[Start Excerpted records]

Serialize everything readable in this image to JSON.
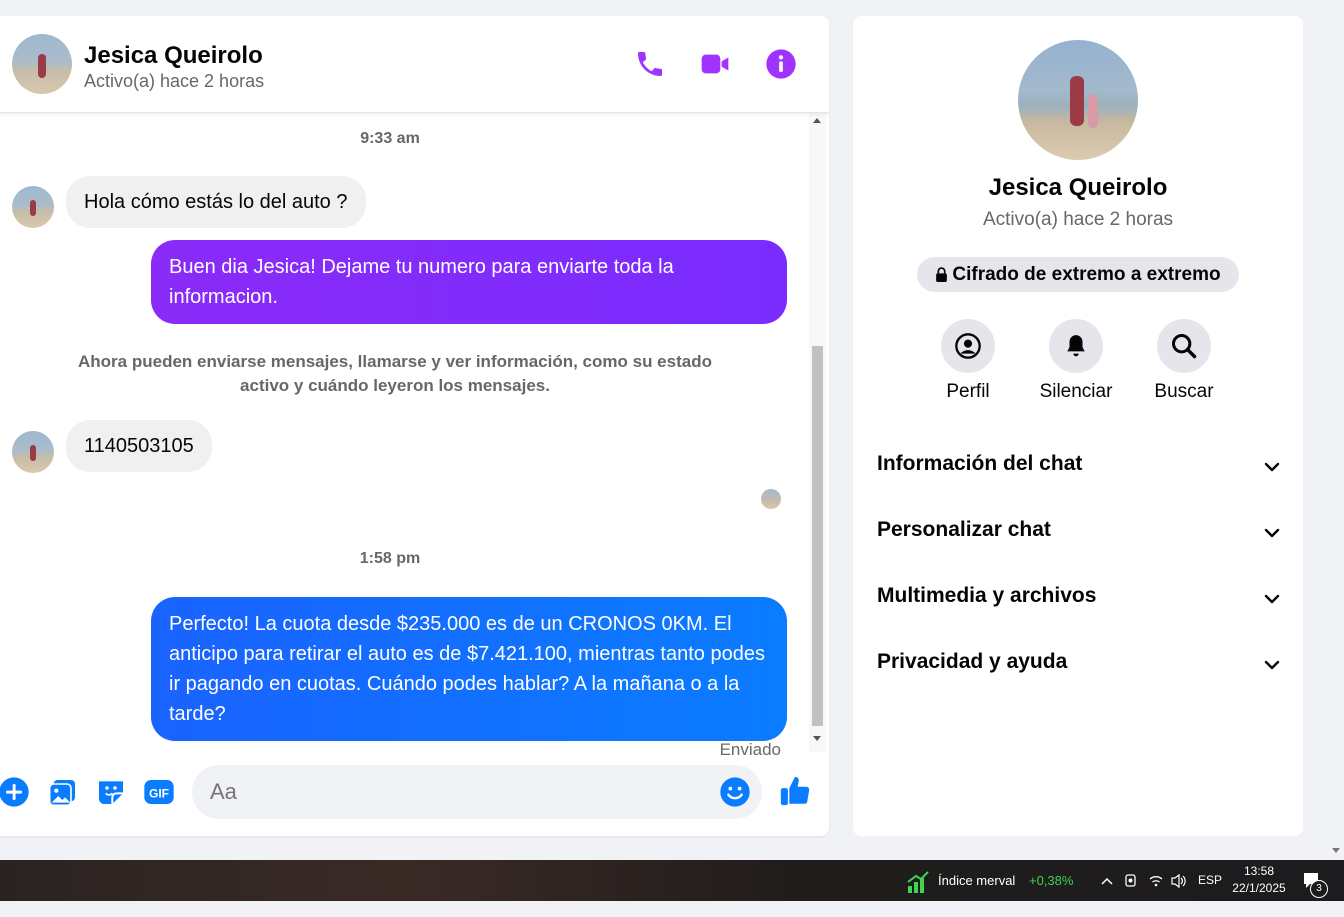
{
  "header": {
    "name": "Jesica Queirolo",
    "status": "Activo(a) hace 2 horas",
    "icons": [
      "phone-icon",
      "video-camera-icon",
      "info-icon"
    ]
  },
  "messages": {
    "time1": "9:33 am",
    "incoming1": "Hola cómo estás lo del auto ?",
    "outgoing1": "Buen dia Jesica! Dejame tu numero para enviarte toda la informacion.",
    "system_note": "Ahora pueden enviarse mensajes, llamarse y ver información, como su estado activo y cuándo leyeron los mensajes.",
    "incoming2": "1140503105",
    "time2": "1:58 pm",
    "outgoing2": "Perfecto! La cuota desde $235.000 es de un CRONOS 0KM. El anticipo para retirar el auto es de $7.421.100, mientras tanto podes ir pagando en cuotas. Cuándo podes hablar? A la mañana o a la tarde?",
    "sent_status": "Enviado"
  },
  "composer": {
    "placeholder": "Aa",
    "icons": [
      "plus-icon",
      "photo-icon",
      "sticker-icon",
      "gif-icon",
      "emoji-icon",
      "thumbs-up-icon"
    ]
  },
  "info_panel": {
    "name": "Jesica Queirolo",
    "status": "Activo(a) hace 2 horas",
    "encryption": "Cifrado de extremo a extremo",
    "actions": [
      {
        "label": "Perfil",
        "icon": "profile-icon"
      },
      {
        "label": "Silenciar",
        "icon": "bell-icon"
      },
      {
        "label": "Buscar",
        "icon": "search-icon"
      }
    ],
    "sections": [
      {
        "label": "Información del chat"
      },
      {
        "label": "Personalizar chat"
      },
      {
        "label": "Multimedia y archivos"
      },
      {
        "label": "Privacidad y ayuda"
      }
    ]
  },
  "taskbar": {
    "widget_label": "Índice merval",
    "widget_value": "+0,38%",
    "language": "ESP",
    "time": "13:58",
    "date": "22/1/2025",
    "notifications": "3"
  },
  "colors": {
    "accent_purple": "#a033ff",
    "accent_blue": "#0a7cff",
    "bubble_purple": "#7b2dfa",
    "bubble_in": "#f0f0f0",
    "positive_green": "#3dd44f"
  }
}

[End Excerpted records]

| The problem |
Extract the entries in full, exactly as they are, minus the pictures.

| Response to the task |
Serialize everything readable in this image to JSON.
{
  "header": {
    "name": "Jesica Queirolo",
    "status": "Activo(a) hace 2 horas",
    "icons": [
      "phone-icon",
      "video-camera-icon",
      "info-icon"
    ]
  },
  "messages": {
    "time1": "9:33 am",
    "incoming1": "Hola cómo estás lo del auto ?",
    "outgoing1": "Buen dia Jesica! Dejame tu numero para enviarte toda la informacion.",
    "system_note": "Ahora pueden enviarse mensajes, llamarse y ver información, como su estado activo y cuándo leyeron los mensajes.",
    "incoming2": "1140503105",
    "time2": "1:58 pm",
    "outgoing2": "Perfecto! La cuota desde $235.000 es de un CRONOS 0KM. El anticipo para retirar el auto es de $7.421.100, mientras tanto podes ir pagando en cuotas. Cuándo podes hablar? A la mañana o a la tarde?",
    "sent_status": "Enviado"
  },
  "composer": {
    "placeholder": "Aa",
    "icons": [
      "plus-icon",
      "photo-icon",
      "sticker-icon",
      "gif-icon",
      "emoji-icon",
      "thumbs-up-icon"
    ]
  },
  "info_panel": {
    "name": "Jesica Queirolo",
    "status": "Activo(a) hace 2 horas",
    "encryption": "Cifrado de extremo a extremo",
    "actions": [
      {
        "label": "Perfil",
        "icon": "profile-icon"
      },
      {
        "label": "Silenciar",
        "icon": "bell-icon"
      },
      {
        "label": "Buscar",
        "icon": "search-icon"
      }
    ],
    "sections": [
      {
        "label": "Información del chat"
      },
      {
        "label": "Personalizar chat"
      },
      {
        "label": "Multimedia y archivos"
      },
      {
        "label": "Privacidad y ayuda"
      }
    ]
  },
  "taskbar": {
    "widget_label": "Índice merval",
    "widget_value": "+0,38%",
    "language": "ESP",
    "time": "13:58",
    "date": "22/1/2025",
    "notifications": "3"
  },
  "colors": {
    "accent_purple": "#a033ff",
    "accent_blue": "#0a7cff",
    "bubble_purple": "#7b2dfa",
    "bubble_in": "#f0f0f0",
    "positive_green": "#3dd44f"
  }
}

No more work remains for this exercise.